→ Task details
Each line below either holds the string "color" or doesn't. Count those that do and give only the number.

━━━

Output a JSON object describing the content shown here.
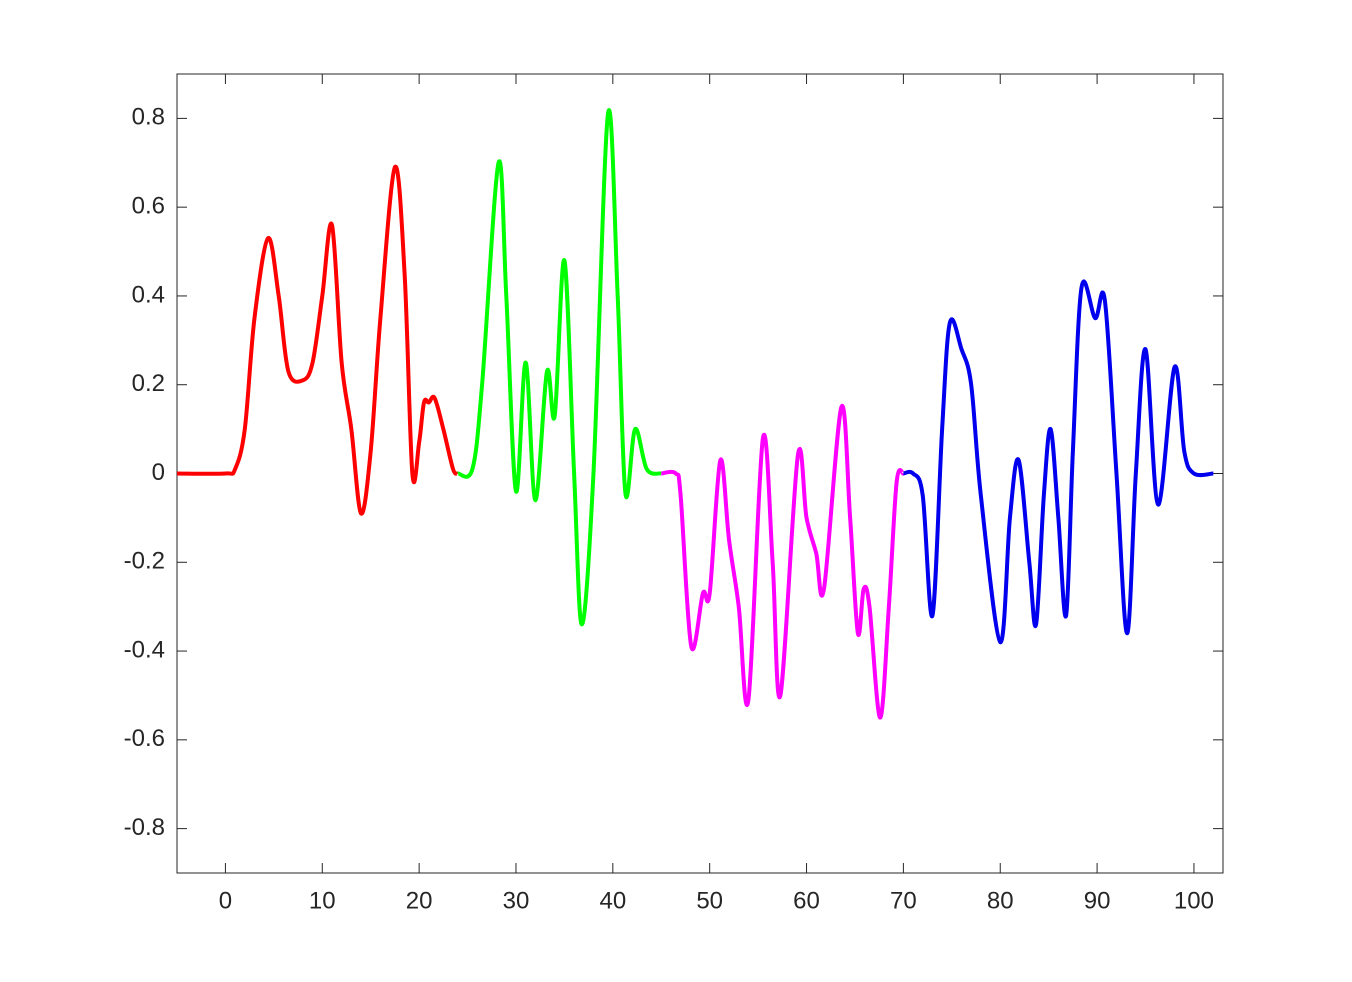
{
  "chart_data": {
    "type": "line",
    "xlim": [
      -5,
      103
    ],
    "ylim": [
      -0.9,
      0.9
    ],
    "xticks": [
      0,
      10,
      20,
      30,
      40,
      50,
      60,
      70,
      80,
      90,
      100
    ],
    "yticks": [
      -0.8,
      -0.6,
      -0.4,
      -0.2,
      0,
      0.2,
      0.4,
      0.6,
      0.8
    ],
    "grid": false,
    "series": [
      {
        "color": "#ff0000",
        "x": [
          -5,
          0,
          1,
          2,
          3,
          4.4,
          5.5,
          6.5,
          8,
          9,
          10,
          11,
          12,
          13,
          14,
          15,
          16,
          17.5,
          18.5,
          19.3,
          20,
          20.5,
          21,
          21.6,
          22.5,
          23.5,
          24
        ],
        "values": [
          0,
          0,
          0.01,
          0.1,
          0.35,
          0.53,
          0.4,
          0.23,
          0.21,
          0.25,
          0.4,
          0.56,
          0.25,
          0.1,
          -0.09,
          0.05,
          0.35,
          0.69,
          0.45,
          0.0,
          0.07,
          0.16,
          0.16,
          0.17,
          0.1,
          0.01,
          0
        ]
      },
      {
        "color": "#00ff00",
        "x": [
          24,
          25.5,
          26.5,
          28.2,
          29,
          30,
          31,
          32,
          33.2,
          34,
          35,
          36,
          36.8,
          38,
          39.5,
          40.5,
          41.3,
          42.3,
          43.5,
          45
        ],
        "values": [
          0,
          0.01,
          0.2,
          0.7,
          0.4,
          -0.04,
          0.25,
          -0.06,
          0.23,
          0.13,
          0.48,
          0.0,
          -0.34,
          0.0,
          0.81,
          0.4,
          -0.045,
          0.1,
          0.01,
          0
        ]
      },
      {
        "color": "#ff00ff",
        "x": [
          45,
          46.5,
          47,
          48.1,
          49.3,
          50,
          51.1,
          52,
          53,
          54,
          55.5,
          56.5,
          57.3,
          59.1,
          60,
          61,
          61.8,
          63.6,
          64.5,
          65.3,
          65.9,
          66.5,
          67.6,
          68.5,
          69.3,
          70
        ],
        "values": [
          0,
          0,
          -0.05,
          -0.39,
          -0.27,
          -0.27,
          0.03,
          -0.15,
          -0.3,
          -0.51,
          0.08,
          -0.2,
          -0.5,
          0.04,
          -0.1,
          -0.18,
          -0.26,
          0.15,
          -0.1,
          -0.36,
          -0.26,
          -0.3,
          -0.55,
          -0.3,
          -0.02,
          0
        ]
      },
      {
        "color": "#0000ee",
        "x": [
          70,
          71,
          72,
          73,
          74,
          74.8,
          76,
          77,
          78,
          80,
          81,
          81.9,
          83,
          83.7,
          84.5,
          85.2,
          86,
          86.8,
          87.5,
          88.4,
          89.8,
          90.8,
          92,
          93.1,
          94,
          95,
          96.3,
          98,
          99,
          100,
          102
        ],
        "values": [
          0,
          0,
          -0.05,
          -0.32,
          0.1,
          0.34,
          0.28,
          0.2,
          -0.05,
          -0.38,
          -0.1,
          0.03,
          -0.2,
          -0.34,
          -0.05,
          0.1,
          -0.1,
          -0.32,
          0.05,
          0.42,
          0.35,
          0.39,
          0.0,
          -0.36,
          0.0,
          0.28,
          -0.07,
          0.24,
          0.05,
          0,
          0
        ]
      }
    ]
  }
}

━━━

→ Response
4